§ **What is being asked**
Each record below must be returned exactly as shown.

──────────────────────────────

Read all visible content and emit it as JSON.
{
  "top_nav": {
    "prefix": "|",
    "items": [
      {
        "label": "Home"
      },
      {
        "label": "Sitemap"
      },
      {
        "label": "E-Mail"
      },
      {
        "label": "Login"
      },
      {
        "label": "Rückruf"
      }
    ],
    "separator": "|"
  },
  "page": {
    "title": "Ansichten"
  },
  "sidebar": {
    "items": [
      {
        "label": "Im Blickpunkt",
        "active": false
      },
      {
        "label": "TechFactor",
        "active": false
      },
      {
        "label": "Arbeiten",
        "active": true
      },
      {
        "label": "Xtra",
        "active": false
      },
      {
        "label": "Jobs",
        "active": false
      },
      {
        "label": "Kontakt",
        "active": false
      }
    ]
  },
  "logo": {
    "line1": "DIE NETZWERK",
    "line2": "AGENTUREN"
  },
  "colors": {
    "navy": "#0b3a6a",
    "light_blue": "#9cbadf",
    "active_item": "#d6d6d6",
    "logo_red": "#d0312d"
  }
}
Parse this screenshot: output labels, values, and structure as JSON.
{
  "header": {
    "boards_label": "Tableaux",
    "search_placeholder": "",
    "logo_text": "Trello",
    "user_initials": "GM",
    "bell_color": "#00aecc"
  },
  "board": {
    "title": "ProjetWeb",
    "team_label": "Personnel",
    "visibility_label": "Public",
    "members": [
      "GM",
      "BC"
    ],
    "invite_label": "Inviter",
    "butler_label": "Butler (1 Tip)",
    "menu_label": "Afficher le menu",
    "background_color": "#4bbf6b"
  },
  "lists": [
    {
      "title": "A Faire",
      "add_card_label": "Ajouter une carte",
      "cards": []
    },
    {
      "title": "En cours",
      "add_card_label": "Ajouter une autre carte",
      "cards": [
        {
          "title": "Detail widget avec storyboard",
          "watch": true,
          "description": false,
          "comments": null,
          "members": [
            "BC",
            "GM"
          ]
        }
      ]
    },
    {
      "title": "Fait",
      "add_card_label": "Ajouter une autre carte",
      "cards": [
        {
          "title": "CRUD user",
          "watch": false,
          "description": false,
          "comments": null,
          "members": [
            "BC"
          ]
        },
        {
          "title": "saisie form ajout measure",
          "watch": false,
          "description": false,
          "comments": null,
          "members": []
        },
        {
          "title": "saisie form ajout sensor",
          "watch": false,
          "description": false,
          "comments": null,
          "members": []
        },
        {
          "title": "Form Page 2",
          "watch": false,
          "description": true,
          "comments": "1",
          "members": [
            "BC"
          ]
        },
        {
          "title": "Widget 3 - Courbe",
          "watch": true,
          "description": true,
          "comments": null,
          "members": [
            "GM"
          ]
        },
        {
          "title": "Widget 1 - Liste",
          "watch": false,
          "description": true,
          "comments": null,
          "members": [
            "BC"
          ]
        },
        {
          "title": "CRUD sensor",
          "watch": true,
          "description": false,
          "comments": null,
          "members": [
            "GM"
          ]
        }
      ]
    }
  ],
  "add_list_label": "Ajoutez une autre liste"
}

──────────────────────────────

§ **Task answer**
Read all visible content and emit it as JSON.
{
  "top_nav": {
    "prefix": "|",
    "items": [
      {
        "label": "Home"
      },
      {
        "label": "Sitemap"
      },
      {
        "label": "E-Mail"
      },
      {
        "label": "Login"
      },
      {
        "label": "Rückruf"
      }
    ],
    "separator": "|"
  },
  "page": {
    "title": "Ansichten"
  },
  "sidebar": {
    "items": [
      {
        "label": "Im Blickpunkt",
        "active": false
      },
      {
        "label": "TechFactor",
        "active": false
      },
      {
        "label": "Arbeiten",
        "active": true
      },
      {
        "label": "Xtra",
        "active": false
      },
      {
        "label": "Jobs",
        "active": false
      },
      {
        "label": "Kontakt",
        "active": false
      }
    ]
  },
  "logo": {
    "line1": "DIE NETZWERK",
    "line2": "AGENTUREN"
  },
  "colors": {
    "navy": "#0b3a6a",
    "light_blue": "#9cbadf",
    "active_item": "#d6d6d6",
    "logo_red": "#d0312d"
  }
}
Parse this screenshot: output labels, values, and structure as JSON.
{
  "header": {
    "boards_label": "Tableaux",
    "search_placeholder": "",
    "logo_text": "Trello",
    "user_initials": "GM",
    "bell_color": "#00aecc"
  },
  "board": {
    "title": "ProjetWeb",
    "team_label": "Personnel",
    "visibility_label": "Public",
    "members": [
      "GM",
      "BC"
    ],
    "invite_label": "Inviter",
    "butler_label": "Butler (1 Tip)",
    "menu_label": "Afficher le menu",
    "background_color": "#4bbf6b"
  },
  "lists": [
    {
      "title": "A Faire",
      "add_card_label": "Ajouter une carte",
      "cards": []
    },
    {
      "title": "En cours",
      "add_card_label": "Ajouter une autre carte",
      "cards": [
        {
          "title": "Detail widget avec storyboard",
          "watch": true,
          "description": false,
          "comments": null,
          "members": [
            "BC",
            "GM"
          ]
        }
      ]
    },
    {
      "title": "Fait",
      "add_card_label": "Ajouter une autre carte",
      "cards": [
        {
          "title": "CRUD user",
          "watch": false,
          "description": false,
          "comments": null,
          "members": [
            "BC"
          ]
        },
        {
          "title": "saisie form ajout measure",
          "watch": false,
          "description": false,
          "comments": null,
          "members": []
        },
        {
          "title": "saisie form ajout sensor",
          "watch": false,
          "description": false,
          "comments": null,
          "members": []
        },
        {
          "title": "Form Page 2",
          "watch": false,
          "description": true,
          "comments": "1",
          "members": [
            "BC"
          ]
        },
        {
          "title": "Widget 3 - Courbe",
          "watch": true,
          "description": true,
          "comments": null,
          "members": [
            "GM"
          ]
        },
        {
          "title": "Widget 1 - Liste",
          "watch": false,
          "description": true,
          "comments": null,
          "members": [
            "BC"
          ]
        },
        {
          "title": "CRUD sensor",
          "watch": true,
          "description": false,
          "comments": null,
          "members": [
            "GM"
          ]
        }
      ]
    }
  ],
  "add_list_label": "Ajoutez une autre liste"
}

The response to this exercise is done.